What is expected →
Find the line that contains "Give me a plain-text"; then retype it and each line after it, exactly, through the final line of the data below.

Data shown →
##########

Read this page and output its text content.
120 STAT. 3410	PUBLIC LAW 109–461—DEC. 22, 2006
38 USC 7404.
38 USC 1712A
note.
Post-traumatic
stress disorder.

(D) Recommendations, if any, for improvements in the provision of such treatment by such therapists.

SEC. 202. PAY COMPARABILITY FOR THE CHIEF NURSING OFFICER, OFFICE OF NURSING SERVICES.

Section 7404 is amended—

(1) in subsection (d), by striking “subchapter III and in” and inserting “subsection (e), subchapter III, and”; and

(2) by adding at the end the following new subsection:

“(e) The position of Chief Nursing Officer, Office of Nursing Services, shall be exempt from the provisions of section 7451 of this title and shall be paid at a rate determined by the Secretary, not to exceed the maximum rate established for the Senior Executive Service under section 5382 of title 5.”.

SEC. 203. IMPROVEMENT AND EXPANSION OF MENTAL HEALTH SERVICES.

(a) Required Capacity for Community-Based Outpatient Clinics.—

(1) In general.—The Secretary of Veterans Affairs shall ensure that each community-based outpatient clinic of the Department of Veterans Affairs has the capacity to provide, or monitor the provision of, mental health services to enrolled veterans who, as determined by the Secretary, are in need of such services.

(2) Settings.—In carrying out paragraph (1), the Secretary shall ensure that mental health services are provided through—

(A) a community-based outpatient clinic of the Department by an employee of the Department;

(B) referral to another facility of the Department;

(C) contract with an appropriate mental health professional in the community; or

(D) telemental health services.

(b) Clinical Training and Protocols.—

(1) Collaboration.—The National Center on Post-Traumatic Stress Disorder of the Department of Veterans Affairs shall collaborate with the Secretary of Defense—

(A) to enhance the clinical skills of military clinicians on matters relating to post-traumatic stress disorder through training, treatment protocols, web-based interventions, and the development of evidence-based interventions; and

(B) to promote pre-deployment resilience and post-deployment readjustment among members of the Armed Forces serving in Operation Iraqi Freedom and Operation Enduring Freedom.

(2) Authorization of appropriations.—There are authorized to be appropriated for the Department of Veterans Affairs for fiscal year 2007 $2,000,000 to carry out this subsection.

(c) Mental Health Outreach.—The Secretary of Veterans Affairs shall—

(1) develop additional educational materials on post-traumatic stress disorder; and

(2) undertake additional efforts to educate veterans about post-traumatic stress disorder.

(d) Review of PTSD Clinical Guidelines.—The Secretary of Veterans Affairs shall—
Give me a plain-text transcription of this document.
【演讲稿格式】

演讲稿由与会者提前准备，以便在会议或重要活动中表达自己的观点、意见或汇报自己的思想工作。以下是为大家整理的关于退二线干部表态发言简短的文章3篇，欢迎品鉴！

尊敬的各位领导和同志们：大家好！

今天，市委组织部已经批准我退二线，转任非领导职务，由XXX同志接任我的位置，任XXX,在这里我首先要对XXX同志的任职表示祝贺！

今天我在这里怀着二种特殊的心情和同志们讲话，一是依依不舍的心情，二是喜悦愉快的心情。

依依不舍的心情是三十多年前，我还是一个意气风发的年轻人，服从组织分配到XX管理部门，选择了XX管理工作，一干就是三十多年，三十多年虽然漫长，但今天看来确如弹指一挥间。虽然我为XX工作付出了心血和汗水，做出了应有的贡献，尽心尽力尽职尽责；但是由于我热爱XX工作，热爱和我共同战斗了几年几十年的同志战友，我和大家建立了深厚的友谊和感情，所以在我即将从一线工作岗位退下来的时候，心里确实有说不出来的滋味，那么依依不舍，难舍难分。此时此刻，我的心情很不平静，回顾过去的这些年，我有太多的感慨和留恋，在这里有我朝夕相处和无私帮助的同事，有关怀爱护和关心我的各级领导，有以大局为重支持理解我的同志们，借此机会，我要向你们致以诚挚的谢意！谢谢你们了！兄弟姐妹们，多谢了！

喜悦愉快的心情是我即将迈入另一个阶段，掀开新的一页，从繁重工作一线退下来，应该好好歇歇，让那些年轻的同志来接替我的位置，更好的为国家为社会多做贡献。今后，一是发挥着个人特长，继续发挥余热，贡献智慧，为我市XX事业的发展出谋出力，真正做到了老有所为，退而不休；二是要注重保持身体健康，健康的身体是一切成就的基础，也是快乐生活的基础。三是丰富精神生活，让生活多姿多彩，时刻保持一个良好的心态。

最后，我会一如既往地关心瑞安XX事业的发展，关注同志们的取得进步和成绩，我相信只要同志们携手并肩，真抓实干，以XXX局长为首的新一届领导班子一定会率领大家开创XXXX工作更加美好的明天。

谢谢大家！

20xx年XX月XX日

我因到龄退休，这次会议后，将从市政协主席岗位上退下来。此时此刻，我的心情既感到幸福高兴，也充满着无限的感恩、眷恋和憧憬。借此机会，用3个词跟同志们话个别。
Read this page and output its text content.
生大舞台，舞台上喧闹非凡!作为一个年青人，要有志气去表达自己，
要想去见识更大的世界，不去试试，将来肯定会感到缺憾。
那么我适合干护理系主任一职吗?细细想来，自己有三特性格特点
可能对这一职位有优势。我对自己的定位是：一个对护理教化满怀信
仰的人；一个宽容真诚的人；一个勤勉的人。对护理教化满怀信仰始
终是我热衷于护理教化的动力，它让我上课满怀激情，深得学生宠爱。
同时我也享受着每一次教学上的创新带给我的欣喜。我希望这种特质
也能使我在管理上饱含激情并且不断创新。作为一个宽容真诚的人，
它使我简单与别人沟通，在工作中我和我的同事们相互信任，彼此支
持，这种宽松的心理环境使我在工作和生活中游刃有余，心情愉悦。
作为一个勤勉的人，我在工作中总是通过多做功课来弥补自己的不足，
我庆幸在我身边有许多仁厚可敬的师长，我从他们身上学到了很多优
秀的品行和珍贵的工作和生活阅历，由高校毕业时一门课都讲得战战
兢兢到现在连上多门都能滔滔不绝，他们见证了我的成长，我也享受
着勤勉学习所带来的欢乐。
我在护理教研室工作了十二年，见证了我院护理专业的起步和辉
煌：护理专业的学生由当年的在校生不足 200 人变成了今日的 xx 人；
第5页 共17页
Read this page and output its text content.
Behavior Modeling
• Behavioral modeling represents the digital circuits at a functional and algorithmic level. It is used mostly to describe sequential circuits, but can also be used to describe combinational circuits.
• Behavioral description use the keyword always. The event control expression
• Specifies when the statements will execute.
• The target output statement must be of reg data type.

##########

Exercise result →
Give me a plain-text transcription of this document.
【演讲稿格式】

演讲稿由与会者提前准备，以便在会议或重要活动中表达自己的观点、意见或汇报自己的思想工作。以下是为大家整理的关于退二线干部表态发言简短的文章3篇，欢迎品鉴！

尊敬的各位领导和同志们：大家好！

今天，市委组织部已经批准我退二线，转任非领导职务，由XXX同志接任我的位置，任XXX,在这里我首先要对XXX同志的任职表示祝贺！

今天我在这里怀着二种特殊的心情和同志们讲话，一是依依不舍的心情，二是喜悦愉快的心情。

依依不舍的心情是三十多年前，我还是一个意气风发的年轻人，服从组织分配到XX管理部门，选择了XX管理工作，一干就是三十多年，三十多年虽然漫长，但今天看来确如弹指一挥间。虽然我为XX工作付出了心血和汗水，做出了应有的贡献，尽心尽力尽职尽责；但是由于我热爱XX工作，热爱和我共同战斗了几年几十年的同志战友，我和大家建立了深厚的友谊和感情，所以在我即将从一线工作岗位退下来的时候，心里确实有说不出来的滋味，那么依依不舍，难舍难分。此时此刻，我的心情很不平静，回顾过去的这些年，我有太多的感慨和留恋，在这里有我朝夕相处和无私帮助的同事，有关怀爱护和关心我的各级领导，有以大局为重支持理解我的同志们，借此机会，我要向你们致以诚挚的谢意！谢谢你们了！兄弟姐妹们，多谢了！

喜悦愉快的心情是我即将迈入另一个阶段，掀开新的一页，从繁重工作一线退下来，应该好好歇歇，让那些年轻的同志来接替我的位置，更好的为国家为社会多做贡献。今后，一是发挥着个人特长，继续发挥余热，贡献智慧，为我市XX事业的发展出谋出力，真正做到了老有所为，退而不休；二是要注重保持身体健康，健康的身体是一切成就的基础，也是快乐生活的基础。三是丰富精神生活，让生活多姿多彩，时刻保持一个良好的心态。

最后，我会一如既往地关心瑞安XX事业的发展，关注同志们的取得进步和成绩，我相信只要同志们携手并肩，真抓实干，以XXX局长为首的新一届领导班子一定会率领大家开创XXXX工作更加美好的明天。

谢谢大家！

20xx年XX月XX日

我因到龄退休，这次会议后，将从市政协主席岗位上退下来。此时此刻，我的心情既感到幸福高兴，也充满着无限的感恩、眷恋和憧憬。借此机会，用3个词跟同志们话个别。
Read this page and output its text content.
生大舞台，舞台上喧闹非凡!作为一个年青人，要有志气去表达自己，
要想去见识更大的世界，不去试试，将来肯定会感到缺憾。
那么我适合干护理系主任一职吗?细细想来，自己有三特性格特点
可能对这一职位有优势。我对自己的定位是：一个对护理教化满怀信
仰的人；一个宽容真诚的人；一个勤勉的人。对护理教化满怀信仰始
终是我热衷于护理教化的动力，它让我上课满怀激情，深得学生宠爱。
同时我也享受着每一次教学上的创新带给我的欣喜。我希望这种特质
也能使我在管理上饱含激情并且不断创新。作为一个宽容真诚的人，
它使我简单与别人沟通，在工作中我和我的同事们相互信任，彼此支
持，这种宽松的心理环境使我在工作和生活中游刃有余，心情愉悦。
作为一个勤勉的人，我在工作中总是通过多做功课来弥补自己的不足，
我庆幸在我身边有许多仁厚可敬的师长，我从他们身上学到了很多优
秀的品行和珍贵的工作和生活阅历，由高校毕业时一门课都讲得战战
兢兢到现在连上多门都能滔滔不绝，他们见证了我的成长，我也享受
着勤勉学习所带来的欢乐。
我在护理教研室工作了十二年，见证了我院护理专业的起步和辉
煌：护理专业的学生由当年的在校生不足 200 人变成了今日的 xx 人；
第5页 共17页
Read this page and output its text content.
Behavior Modeling
• Behavioral modeling represents the digital circuits at a functional and algorithmic level. It is used mostly to describe sequential circuits, but can also be used to describe combinational circuits.
• Behavioral description use the keyword always. The event control expression
• Specifies when the statements will execute.
• The target output statement must be of reg data type.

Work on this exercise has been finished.